Task description: Write out all lines holding the word "losses".

Stored records:
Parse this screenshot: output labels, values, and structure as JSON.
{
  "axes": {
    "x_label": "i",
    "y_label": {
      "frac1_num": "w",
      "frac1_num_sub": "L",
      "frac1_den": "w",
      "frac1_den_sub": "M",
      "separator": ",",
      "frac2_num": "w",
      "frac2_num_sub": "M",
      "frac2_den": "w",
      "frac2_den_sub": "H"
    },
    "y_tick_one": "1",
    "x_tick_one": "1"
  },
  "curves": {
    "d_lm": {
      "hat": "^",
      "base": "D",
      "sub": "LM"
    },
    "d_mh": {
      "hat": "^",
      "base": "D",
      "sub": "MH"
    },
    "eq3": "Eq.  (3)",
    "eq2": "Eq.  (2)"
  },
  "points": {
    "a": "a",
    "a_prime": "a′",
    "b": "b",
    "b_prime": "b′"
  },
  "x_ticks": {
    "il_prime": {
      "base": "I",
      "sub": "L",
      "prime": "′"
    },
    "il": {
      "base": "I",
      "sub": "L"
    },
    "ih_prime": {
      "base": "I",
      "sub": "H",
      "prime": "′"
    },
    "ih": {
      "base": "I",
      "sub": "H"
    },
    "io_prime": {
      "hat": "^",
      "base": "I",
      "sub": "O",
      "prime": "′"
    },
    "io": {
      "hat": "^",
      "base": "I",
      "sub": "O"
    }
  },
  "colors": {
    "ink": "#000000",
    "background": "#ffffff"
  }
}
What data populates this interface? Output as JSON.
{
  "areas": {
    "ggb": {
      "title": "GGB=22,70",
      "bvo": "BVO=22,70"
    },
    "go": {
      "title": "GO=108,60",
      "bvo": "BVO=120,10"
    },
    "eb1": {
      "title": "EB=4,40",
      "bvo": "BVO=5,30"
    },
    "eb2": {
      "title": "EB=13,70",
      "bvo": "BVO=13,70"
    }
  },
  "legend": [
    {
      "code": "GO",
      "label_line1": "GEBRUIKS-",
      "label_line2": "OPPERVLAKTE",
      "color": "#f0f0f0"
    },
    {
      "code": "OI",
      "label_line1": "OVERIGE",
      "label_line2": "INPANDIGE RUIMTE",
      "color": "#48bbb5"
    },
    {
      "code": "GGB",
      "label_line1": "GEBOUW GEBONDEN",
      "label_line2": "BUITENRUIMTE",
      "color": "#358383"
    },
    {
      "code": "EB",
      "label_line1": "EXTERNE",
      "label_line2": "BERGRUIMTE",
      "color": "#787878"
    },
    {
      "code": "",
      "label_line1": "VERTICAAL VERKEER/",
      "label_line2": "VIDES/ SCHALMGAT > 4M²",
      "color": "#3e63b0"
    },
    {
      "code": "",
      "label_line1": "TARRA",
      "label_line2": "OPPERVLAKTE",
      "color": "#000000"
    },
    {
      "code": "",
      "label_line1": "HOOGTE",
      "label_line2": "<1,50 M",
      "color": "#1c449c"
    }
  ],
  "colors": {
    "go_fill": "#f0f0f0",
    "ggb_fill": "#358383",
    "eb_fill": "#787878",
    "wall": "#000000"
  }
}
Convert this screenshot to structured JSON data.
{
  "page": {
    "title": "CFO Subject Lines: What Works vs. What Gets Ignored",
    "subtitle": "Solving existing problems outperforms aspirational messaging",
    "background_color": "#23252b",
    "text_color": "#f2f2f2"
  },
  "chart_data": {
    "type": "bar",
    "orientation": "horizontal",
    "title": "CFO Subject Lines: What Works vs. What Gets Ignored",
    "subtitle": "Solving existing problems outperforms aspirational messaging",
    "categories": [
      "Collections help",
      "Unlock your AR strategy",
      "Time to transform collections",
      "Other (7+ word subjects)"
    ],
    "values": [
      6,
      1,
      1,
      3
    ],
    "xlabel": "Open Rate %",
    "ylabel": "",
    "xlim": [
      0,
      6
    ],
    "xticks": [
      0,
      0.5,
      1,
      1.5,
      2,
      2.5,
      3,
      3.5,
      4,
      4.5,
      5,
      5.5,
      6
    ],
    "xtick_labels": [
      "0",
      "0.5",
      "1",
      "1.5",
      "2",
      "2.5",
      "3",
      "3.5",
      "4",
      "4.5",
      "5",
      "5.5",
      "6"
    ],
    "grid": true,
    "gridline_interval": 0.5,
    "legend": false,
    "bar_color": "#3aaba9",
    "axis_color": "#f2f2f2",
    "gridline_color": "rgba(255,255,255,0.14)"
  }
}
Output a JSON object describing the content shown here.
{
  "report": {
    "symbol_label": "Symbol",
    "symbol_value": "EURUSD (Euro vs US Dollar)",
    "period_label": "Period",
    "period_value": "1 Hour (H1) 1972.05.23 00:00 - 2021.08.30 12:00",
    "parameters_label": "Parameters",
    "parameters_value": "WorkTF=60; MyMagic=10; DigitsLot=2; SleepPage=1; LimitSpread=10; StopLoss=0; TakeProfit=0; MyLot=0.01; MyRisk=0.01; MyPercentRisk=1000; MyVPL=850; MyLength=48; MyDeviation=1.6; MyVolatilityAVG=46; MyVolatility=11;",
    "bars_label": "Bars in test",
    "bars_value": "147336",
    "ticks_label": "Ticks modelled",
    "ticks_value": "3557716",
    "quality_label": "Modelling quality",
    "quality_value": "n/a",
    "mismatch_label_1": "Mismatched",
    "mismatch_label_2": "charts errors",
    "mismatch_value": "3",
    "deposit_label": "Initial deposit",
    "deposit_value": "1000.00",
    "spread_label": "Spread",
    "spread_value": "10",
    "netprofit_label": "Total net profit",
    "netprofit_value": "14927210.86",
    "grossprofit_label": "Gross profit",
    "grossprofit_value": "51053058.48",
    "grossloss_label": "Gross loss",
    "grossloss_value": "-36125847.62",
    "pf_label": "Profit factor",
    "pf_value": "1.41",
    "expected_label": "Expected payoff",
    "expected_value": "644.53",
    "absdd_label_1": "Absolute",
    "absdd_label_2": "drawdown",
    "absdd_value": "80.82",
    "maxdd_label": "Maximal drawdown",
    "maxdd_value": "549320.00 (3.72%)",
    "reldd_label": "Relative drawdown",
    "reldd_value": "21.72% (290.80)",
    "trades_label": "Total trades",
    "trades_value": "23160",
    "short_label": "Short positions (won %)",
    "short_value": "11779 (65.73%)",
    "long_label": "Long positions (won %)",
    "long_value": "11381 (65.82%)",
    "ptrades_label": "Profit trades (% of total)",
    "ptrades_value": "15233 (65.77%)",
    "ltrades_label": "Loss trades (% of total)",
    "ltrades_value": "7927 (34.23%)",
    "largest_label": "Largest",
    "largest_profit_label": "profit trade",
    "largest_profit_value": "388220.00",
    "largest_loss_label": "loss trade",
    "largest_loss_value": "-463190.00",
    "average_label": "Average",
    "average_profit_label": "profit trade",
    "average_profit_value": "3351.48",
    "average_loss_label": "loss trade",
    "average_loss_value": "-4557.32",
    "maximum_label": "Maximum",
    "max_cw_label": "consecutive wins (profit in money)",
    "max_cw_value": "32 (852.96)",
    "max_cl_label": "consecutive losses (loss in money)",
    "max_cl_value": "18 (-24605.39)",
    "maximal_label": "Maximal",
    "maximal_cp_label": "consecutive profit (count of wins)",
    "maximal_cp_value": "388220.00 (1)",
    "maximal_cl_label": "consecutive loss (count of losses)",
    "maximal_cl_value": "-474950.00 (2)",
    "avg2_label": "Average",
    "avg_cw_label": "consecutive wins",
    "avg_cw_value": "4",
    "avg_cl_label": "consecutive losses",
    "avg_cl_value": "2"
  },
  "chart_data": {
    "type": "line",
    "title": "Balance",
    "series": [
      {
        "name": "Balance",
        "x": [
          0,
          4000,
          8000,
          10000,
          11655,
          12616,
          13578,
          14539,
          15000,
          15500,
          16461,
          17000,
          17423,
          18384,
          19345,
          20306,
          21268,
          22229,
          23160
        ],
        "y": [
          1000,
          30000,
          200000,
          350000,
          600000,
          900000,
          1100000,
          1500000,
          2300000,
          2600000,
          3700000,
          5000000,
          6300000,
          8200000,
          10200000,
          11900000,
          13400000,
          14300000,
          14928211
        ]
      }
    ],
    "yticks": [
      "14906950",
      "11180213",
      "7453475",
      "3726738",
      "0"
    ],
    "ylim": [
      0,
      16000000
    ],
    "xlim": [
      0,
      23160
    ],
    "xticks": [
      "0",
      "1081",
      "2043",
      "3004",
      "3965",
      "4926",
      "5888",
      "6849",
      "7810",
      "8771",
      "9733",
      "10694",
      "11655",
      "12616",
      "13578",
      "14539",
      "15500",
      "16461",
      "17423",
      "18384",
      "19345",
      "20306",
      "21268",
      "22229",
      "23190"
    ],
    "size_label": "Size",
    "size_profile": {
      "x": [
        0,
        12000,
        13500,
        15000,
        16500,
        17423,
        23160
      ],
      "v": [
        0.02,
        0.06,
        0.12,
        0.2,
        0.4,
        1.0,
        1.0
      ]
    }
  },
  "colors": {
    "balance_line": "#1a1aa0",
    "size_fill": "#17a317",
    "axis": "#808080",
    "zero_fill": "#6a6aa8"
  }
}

Task solution:
    "max_cl_label": "consecutive losses (loss in money)",
    "maximal_cl_label": "consecutive loss (count of losses)",
    "avg_cl_label": "consecutive losses",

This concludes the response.